_Data shown:_
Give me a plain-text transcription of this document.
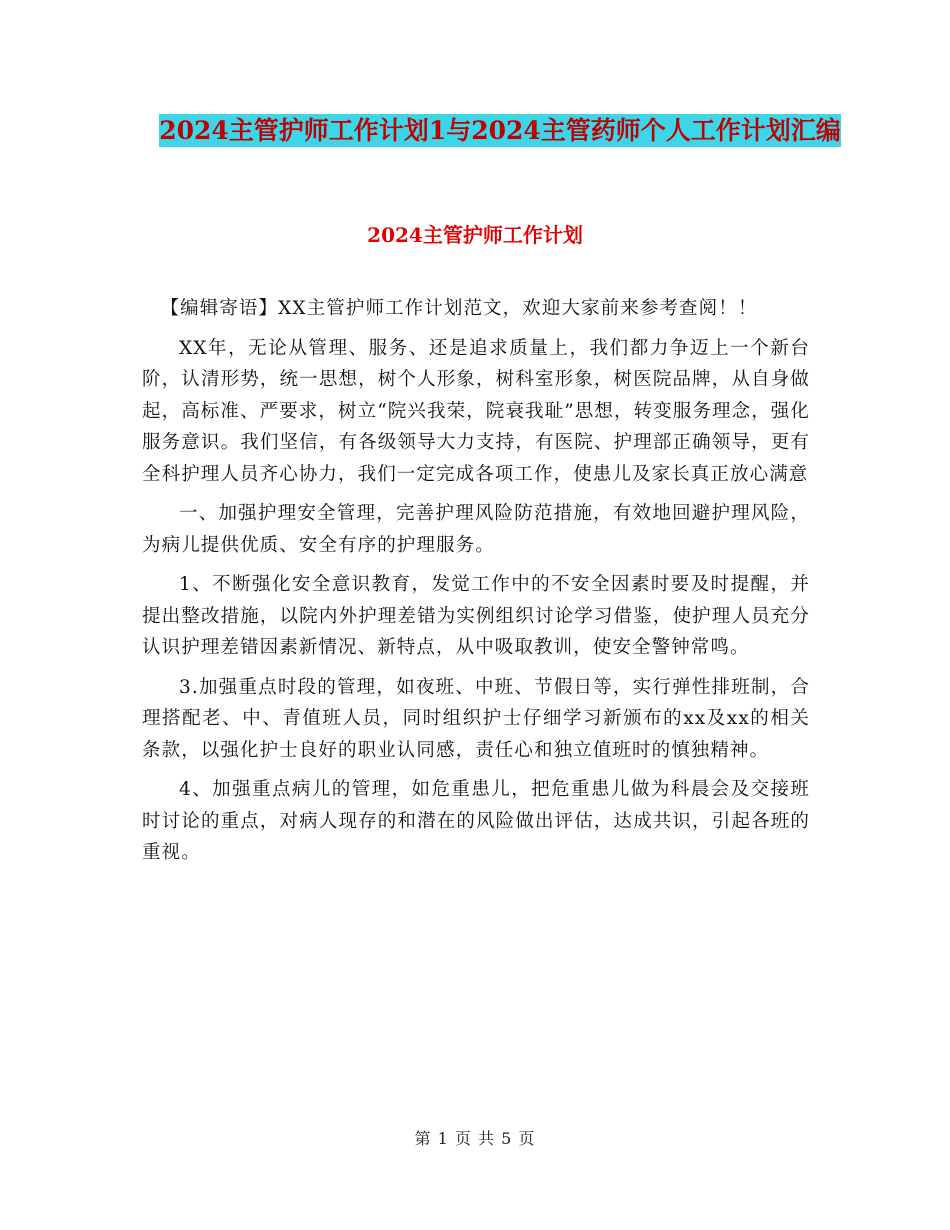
2024主管护师工作计划1与2024主管药师个人工作计划汇编
2024主管护师工作计划

【编辑寄语】XX主管护师工作计划范文，欢迎大家前来参考查阅！！

XX年，无论从管理、服务、还是追求质量上，我们都力争迈上一个新台阶，认清形势，统一思想，树个人形象，树科室形象，树医院品牌，从自身做起，高标准、严要求，树立“院兴我荣，院衰我耻”思想，转变服务理念，强化服务意识。我们坚信，有各级领导大力支持，有医院、护理部正确领导，更有全科护理人员齐心协力，我们一定完成各项工作，使患儿及家长真正放心满意

一、加强护理安全管理，完善护理风险防范措施，有效地回避护理风险，为病儿提供优质、安全有序的护理服务。

1、不断强化安全意识教育，发觉工作中的不安全因素时要及时提醒，并提出整改措施，以院内外护理差错为实例组织讨论学习借鉴，使护理人员充分认识护理差错因素新情况、新特点，从中吸取教训，使安全警钟常鸣。

3.加强重点时段的管理，如夜班、中班、节假日等，实行弹性排班制，合理搭配老、中、青值班人员，同时组织护士仔细学习新颁布的xx及xx的相关条款，以强化护士良好的职业认同感，责任心和独立值班时的慎独精神。

4、加强重点病儿的管理，如危重患儿，把危重患儿做为科晨会及交接班时讨论的重点，对病人现存的和潜在的风险做出评估，达成共识，引起各班的重视。

第 1 页 共 5 页
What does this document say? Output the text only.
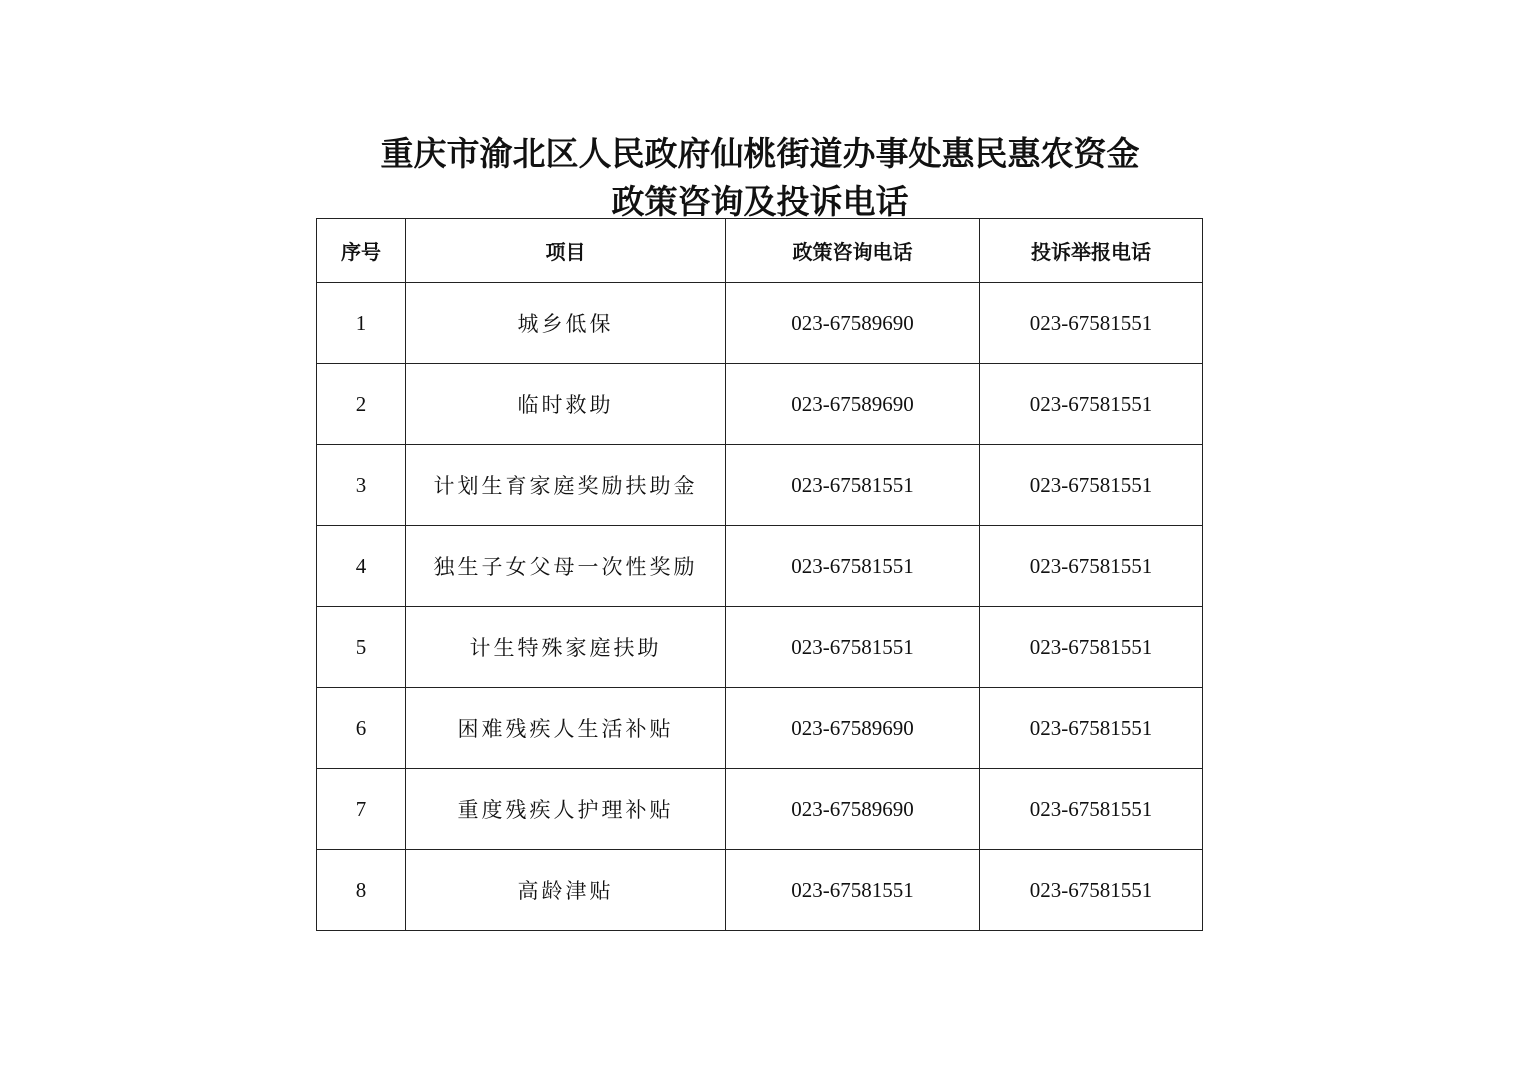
重庆市渝北区人民政府仙桃街道办事处惠民惠农资金
政策咨询及投诉电话
序号	项目	政策咨询电话	投诉举报电话
1	城乡低保	023-67589690	023-67581551
2	临时救助	023-67589690	023-67581551
3	计划生育家庭奖励扶助金	023-67581551	023-67581551
4	独生子女父母一次性奖励	023-67581551	023-67581551
5	计生特殊家庭扶助	023-67581551	023-67581551
6	困难残疾人生活补贴	023-67589690	023-67581551
7	重度残疾人护理补贴	023-67589690	023-67581551
8	高龄津贴	023-67581551	023-67581551
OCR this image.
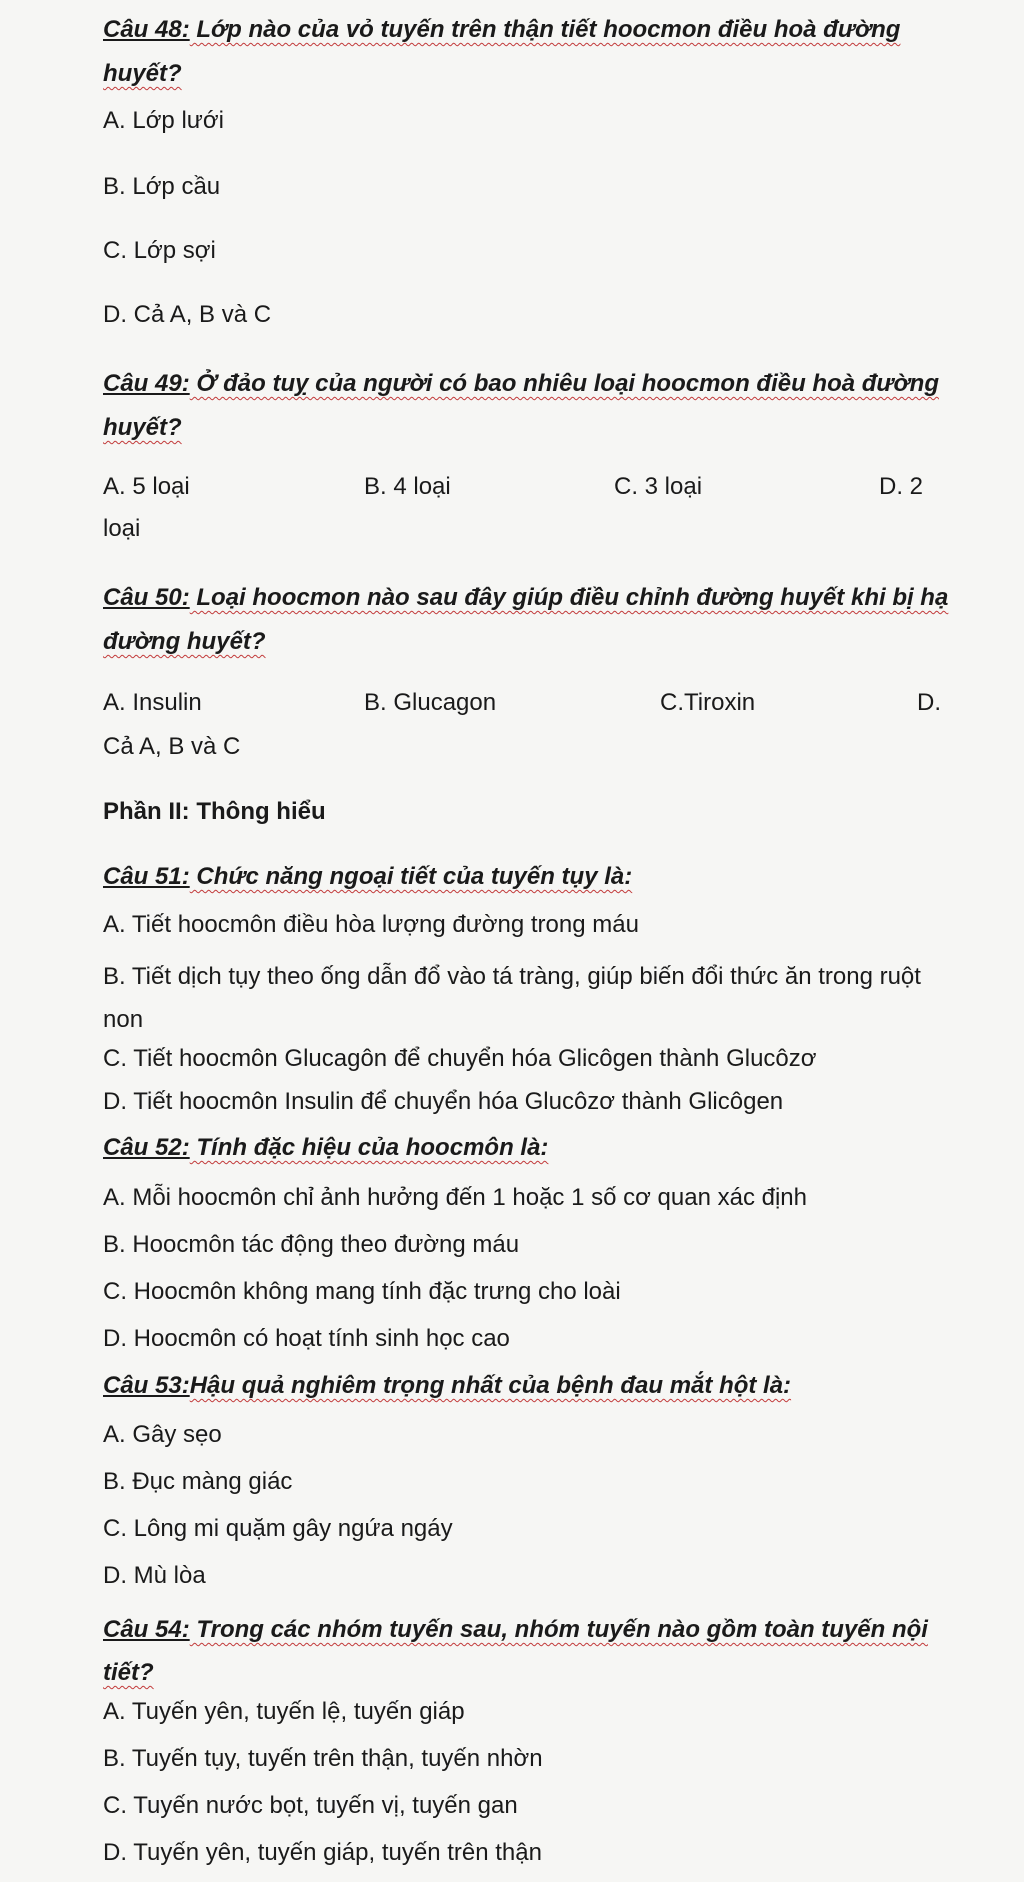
Câu 48: Lớp nào của vỏ tuyến trên thận tiết hoocmon điều hoà đường huyết?
A. Lớp lưới
B. Lớp cầu
C. Lớp sợi
D. Cả A, B và C
Câu 49: Ở đảo tuỵ của người có bao nhiêu loại hoocmon điều hoà đường huyết?
A. 5 loại	B. 4 loại	C. 3 loại	D. 2
loại
Câu 50: Loại hoocmon nào sau đây giúp điều chỉnh đường huyết khi bị hạ đường huyết?
A. Insulin	B. Glucagon	C.Tiroxin	D.
Cả A, B và C
Phần II: Thông hiểu
Câu 51: Chức năng ngoại tiết của tuyến tụy là:
A. Tiết hoocmôn điều hòa lượng đường trong máu
B. Tiết dịch tụy theo ống dẫn đổ vào tá tràng, giúp biến đổi thức ăn trong ruột non
C. Tiết hoocmôn Glucagôn để chuyển hóa Glicôgen thành Glucôzơ
D. Tiết hoocmôn Insulin để chuyển hóa Glucôzơ thành Glicôgen
Câu 52: Tính đặc hiệu của hoocmôn là:
A. Mỗi hoocmôn chỉ ảnh hưởng đến 1 hoặc 1 số cơ quan xác định
B. Hoocmôn tác động theo đường máu
C. Hoocmôn không mang tính đặc trưng cho loài
D. Hoocmôn có hoạt tính sinh học cao
Câu 53:Hậu quả nghiêm trọng nhất của bệnh đau mắt hột là:
A. Gây sẹo
B. Đục màng giác
C. Lông mi quặm gây ngứa ngáy
D. Mù lòa
Câu 54: Trong các nhóm tuyến sau, nhóm tuyến nào gồm toàn tuyến nội tiết?
A. Tuyến yên, tuyến lệ, tuyến giáp
B. Tuyến tụy, tuyến trên thận, tuyến nhờn
C. Tuyến nước bọt, tuyến vị, tuyến gan
D. Tuyến yên, tuyến giáp, tuyến trên thận
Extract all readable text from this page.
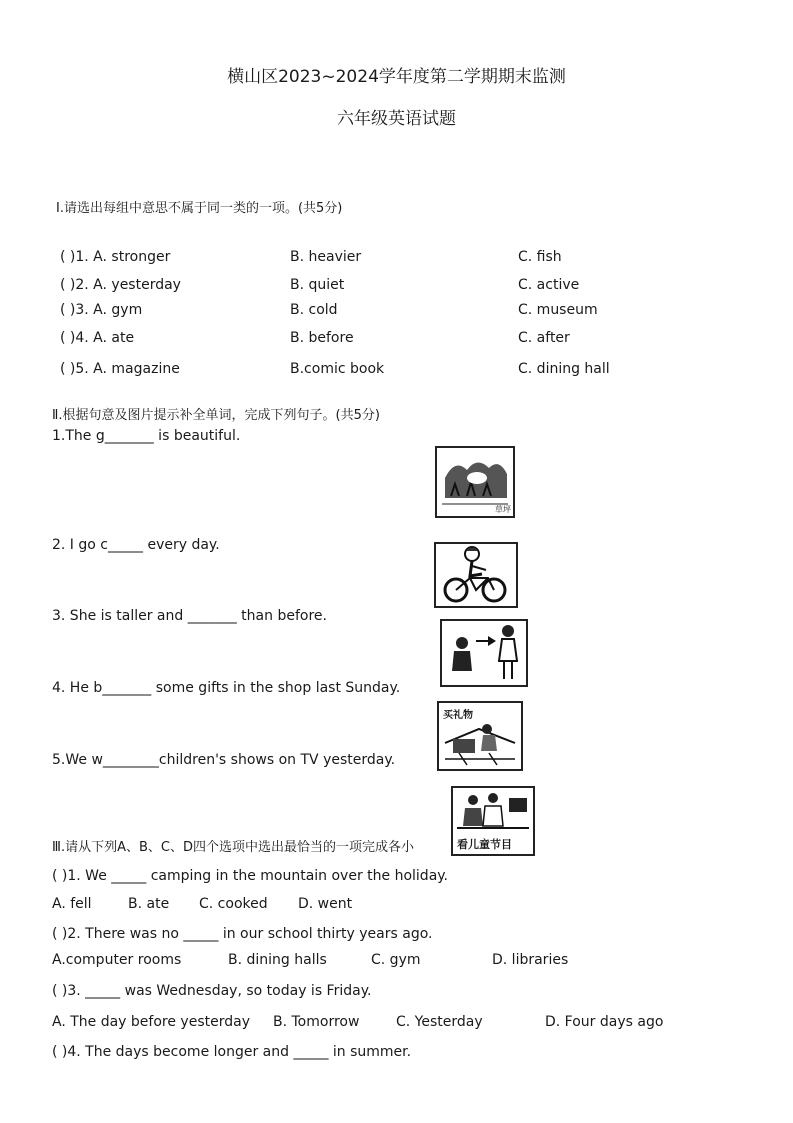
横山区2023~2024学年度第二学期期末监测
六年级英语试题
Ⅰ.请选出每组中意思不属于同一类的一项。(共5分)
( )1. A. stronger	B. heavier	C. fish
( )2. A. yesterday	B. quiet	C. active
( )3. A. gym	B. cold	C. museum
( )4. A. ate	B. before	C. after
( )5. A. magazine	B.comic book	C. dining hall
Ⅱ.根据句意及图片提示补全单词，完成下列句子。(共5分)
1.The g_______ is beautiful.
2. I go c_____ every day.
3. She is taller and _______ than before.
4. He b_______ some gifts in the shop last Sunday.
5.We w________children's shows on TV yesterday.
草坪
买礼物
看儿童节目
Ⅲ.请从下列A、B、C、D四个选项中选出最恰当的一项完成各小
( )1. We _____ camping in the mountain over the holiday.
A. fell	B. ate C. cooked D. went
( )2. There was no _____ in our school thirty years ago.
A.computer rooms	B. dining halls	C. gym	D. libraries
( )3. _____ was Wednesday, so today is Friday.
A. The day before yesterday B. Tomorrow	C. Yesterday	D. Four days ago
( )4. The days become longer and _____ in summer.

_Set problem:_ Quote exactly the lines from the line that contains "Extract all readable text from this page." through the last line of the listing, please, leaving out all pictures.

_Written answer:_
Extract all readable text from this page.
横山区2023~2024学年度第二学期期末监测
六年级英语试题
Ⅰ.请选出每组中意思不属于同一类的一项。(共5分)
( )1. A. stronger	B. heavier	C. fish
( )2. A. yesterday	B. quiet	C. active
( )3. A. gym	B. cold	C. museum
( )4. A. ate	B. before	C. after
( )5. A. magazine	B.comic book	C. dining hall
Ⅱ.根据句意及图片提示补全单词，完成下列句子。(共5分)
1.The g_______ is beautiful.
2. I go c_____ every day.
3. She is taller and _______ than before.
4. He b_______ some gifts in the shop last Sunday.
5.We w________children's shows on TV yesterday.
草坪
买礼物
看儿童节目
Ⅲ.请从下列A、B、C、D四个选项中选出最恰当的一项完成各小
( )1. We _____ camping in the mountain over the holiday.
A. fell	B. ate C. cooked D. went
( )2. There was no _____ in our school thirty years ago.
A.computer rooms	B. dining halls	C. gym	D. libraries
( )3. _____ was Wednesday, so today is Friday.
A. The day before yesterday B. Tomorrow	C. Yesterday	D. Four days ago
( )4. The days become longer and _____ in summer.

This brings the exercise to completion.